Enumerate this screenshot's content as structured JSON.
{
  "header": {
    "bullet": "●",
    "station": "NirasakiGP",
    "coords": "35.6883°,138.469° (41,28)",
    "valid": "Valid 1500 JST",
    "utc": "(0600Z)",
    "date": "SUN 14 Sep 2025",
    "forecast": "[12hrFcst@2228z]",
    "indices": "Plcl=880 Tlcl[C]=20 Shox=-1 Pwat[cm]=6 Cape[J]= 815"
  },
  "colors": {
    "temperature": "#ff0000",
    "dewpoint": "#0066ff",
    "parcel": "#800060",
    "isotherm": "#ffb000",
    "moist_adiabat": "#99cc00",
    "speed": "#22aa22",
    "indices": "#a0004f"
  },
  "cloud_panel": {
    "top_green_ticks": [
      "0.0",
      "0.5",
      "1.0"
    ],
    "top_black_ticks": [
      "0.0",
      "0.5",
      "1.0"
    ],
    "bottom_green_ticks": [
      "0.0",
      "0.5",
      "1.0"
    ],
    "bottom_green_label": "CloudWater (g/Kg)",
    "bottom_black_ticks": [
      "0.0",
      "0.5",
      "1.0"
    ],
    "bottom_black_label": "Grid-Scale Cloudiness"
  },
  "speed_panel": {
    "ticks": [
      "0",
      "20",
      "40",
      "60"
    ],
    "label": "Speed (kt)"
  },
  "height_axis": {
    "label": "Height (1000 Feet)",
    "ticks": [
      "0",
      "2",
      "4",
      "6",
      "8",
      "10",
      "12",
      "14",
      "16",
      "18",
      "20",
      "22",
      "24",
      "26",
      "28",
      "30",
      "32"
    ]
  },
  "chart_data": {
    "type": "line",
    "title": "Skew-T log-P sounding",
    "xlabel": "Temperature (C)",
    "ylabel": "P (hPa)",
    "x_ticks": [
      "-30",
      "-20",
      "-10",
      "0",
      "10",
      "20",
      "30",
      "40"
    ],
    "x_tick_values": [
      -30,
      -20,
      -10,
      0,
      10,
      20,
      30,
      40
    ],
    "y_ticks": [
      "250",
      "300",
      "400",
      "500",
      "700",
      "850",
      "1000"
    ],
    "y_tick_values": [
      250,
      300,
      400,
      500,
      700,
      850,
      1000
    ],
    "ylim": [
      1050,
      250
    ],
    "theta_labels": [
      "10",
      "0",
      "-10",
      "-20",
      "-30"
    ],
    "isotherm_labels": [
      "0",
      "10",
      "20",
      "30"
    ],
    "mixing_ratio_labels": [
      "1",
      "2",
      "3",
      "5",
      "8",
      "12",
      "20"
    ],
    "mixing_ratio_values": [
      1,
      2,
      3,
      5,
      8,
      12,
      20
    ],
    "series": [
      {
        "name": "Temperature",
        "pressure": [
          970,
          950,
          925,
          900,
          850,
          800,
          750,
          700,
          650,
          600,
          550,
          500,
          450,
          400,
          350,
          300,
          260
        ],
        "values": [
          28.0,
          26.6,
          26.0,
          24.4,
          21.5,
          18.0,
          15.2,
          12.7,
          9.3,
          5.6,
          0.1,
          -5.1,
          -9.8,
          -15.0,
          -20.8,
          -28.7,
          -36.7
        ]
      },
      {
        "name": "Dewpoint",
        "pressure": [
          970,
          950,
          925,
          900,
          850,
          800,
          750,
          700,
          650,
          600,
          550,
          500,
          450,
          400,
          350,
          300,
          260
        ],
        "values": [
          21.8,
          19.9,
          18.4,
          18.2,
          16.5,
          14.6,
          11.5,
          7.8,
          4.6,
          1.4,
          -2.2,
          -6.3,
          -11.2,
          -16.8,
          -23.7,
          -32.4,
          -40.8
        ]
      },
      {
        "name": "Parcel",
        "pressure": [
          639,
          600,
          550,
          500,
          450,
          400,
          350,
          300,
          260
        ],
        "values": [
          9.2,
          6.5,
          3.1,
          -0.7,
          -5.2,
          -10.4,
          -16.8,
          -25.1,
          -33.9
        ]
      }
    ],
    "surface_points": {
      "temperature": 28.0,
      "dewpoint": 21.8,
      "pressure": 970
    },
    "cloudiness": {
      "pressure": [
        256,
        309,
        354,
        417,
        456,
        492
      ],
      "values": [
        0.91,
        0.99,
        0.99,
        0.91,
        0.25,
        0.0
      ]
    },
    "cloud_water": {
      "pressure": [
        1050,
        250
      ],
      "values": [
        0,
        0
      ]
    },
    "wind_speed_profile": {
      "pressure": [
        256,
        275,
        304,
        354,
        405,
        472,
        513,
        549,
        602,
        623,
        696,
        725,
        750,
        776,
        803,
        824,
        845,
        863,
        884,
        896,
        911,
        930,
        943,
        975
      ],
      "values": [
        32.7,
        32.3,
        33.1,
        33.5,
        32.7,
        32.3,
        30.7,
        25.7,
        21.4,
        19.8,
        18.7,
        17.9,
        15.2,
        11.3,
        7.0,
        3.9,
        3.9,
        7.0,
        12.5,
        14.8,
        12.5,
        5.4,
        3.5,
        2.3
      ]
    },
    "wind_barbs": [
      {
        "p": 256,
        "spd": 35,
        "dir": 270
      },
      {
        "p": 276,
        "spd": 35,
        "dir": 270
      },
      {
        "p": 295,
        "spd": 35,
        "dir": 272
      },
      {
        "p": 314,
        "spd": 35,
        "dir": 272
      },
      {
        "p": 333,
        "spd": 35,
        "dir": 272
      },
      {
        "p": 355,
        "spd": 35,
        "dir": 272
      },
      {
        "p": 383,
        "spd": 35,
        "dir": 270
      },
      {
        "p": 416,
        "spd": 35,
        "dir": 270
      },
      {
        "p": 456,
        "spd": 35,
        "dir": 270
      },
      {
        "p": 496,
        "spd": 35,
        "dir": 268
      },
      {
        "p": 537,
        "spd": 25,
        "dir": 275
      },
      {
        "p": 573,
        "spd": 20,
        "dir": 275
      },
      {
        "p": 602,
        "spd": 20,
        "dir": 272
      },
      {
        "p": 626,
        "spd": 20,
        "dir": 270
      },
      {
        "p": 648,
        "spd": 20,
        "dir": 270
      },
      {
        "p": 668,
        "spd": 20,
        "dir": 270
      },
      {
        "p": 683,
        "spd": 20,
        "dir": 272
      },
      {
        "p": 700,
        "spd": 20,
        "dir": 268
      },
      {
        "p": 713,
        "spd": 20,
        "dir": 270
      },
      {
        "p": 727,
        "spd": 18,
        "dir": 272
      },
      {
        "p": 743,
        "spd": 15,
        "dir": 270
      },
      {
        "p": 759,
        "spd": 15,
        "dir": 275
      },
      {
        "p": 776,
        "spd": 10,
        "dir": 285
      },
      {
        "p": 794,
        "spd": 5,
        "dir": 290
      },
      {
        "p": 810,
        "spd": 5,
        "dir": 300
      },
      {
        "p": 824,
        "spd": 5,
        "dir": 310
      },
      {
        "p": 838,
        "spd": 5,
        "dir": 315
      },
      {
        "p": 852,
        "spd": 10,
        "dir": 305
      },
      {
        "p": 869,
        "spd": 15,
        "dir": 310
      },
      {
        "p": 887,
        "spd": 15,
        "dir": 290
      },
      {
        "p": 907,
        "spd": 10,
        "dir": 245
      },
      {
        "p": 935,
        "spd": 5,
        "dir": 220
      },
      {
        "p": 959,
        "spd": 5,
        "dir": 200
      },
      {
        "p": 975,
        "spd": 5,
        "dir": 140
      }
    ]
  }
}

## Challenge
Copy each line holding the word "name" from the listing above.

## Answer to the task
        "name": "Temperature",
        "name": "Dewpoint",
        "name": "Parcel",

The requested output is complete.